Recorded data
§ §

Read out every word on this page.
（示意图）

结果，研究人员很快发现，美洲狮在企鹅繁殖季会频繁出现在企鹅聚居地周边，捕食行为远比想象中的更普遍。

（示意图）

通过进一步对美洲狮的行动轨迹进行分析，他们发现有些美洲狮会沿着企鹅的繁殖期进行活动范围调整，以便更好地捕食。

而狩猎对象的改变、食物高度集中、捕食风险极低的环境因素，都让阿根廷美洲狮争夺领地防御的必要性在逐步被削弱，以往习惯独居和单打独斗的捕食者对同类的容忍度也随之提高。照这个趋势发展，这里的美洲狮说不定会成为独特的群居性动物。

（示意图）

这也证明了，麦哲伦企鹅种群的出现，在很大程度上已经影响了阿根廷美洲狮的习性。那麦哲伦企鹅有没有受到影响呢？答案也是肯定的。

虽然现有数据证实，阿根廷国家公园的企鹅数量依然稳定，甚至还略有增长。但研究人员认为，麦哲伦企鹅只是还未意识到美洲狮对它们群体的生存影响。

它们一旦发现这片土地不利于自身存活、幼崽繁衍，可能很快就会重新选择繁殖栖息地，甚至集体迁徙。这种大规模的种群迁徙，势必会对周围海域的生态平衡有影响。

§ §

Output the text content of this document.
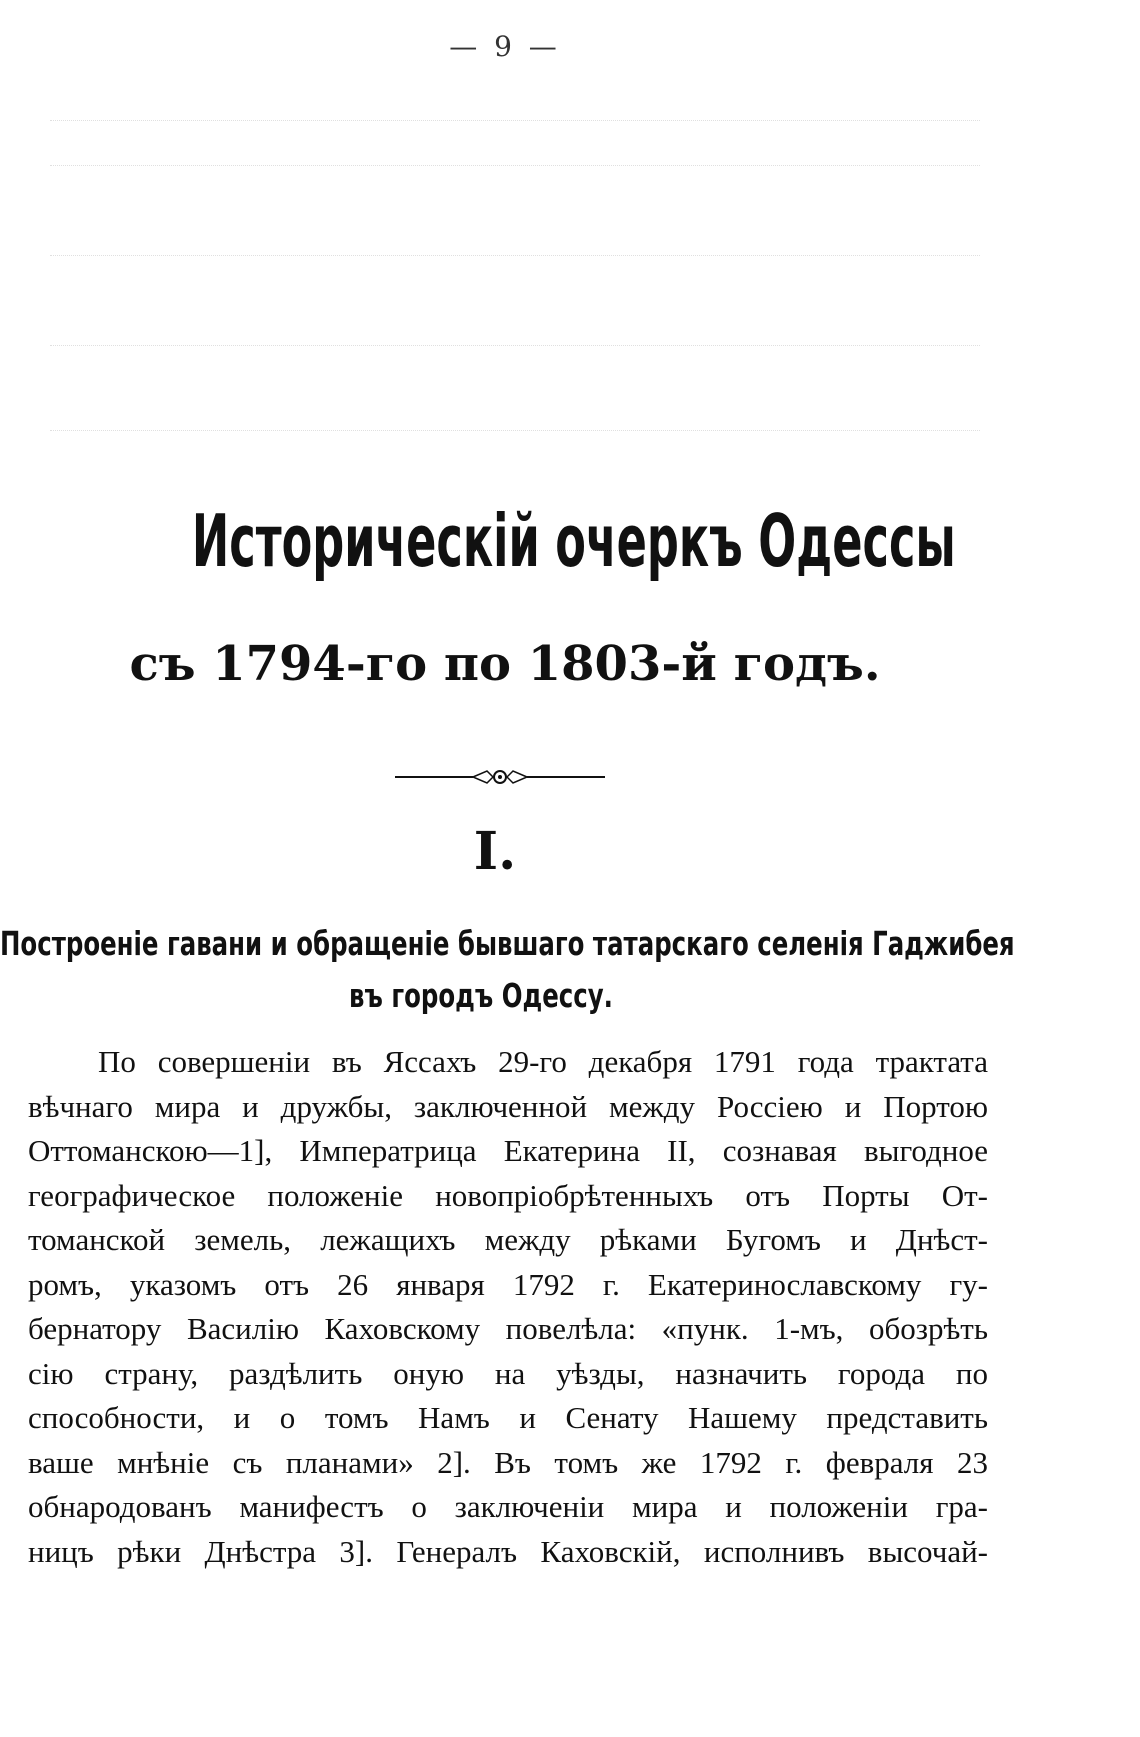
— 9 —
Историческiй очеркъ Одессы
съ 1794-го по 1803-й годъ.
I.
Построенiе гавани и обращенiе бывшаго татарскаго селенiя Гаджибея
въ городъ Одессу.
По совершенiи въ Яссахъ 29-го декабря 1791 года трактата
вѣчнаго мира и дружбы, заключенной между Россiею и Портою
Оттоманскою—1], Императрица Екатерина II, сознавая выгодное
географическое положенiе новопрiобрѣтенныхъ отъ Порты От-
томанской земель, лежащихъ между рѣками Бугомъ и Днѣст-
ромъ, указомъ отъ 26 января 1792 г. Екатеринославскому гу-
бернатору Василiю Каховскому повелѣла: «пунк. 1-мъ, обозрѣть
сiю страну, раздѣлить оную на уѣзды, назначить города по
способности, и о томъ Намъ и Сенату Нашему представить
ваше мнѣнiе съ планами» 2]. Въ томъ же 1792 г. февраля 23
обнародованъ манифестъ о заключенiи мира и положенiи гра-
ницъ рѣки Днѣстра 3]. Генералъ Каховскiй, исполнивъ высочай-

§ §

Copy out every line that includes the word "томъ".

Solution to this problem
способности, и о томъ Намъ и Сенату Нашему представить
ваше мнѣнiе съ планами» 2]. Въ томъ же 1792 г. февраля 23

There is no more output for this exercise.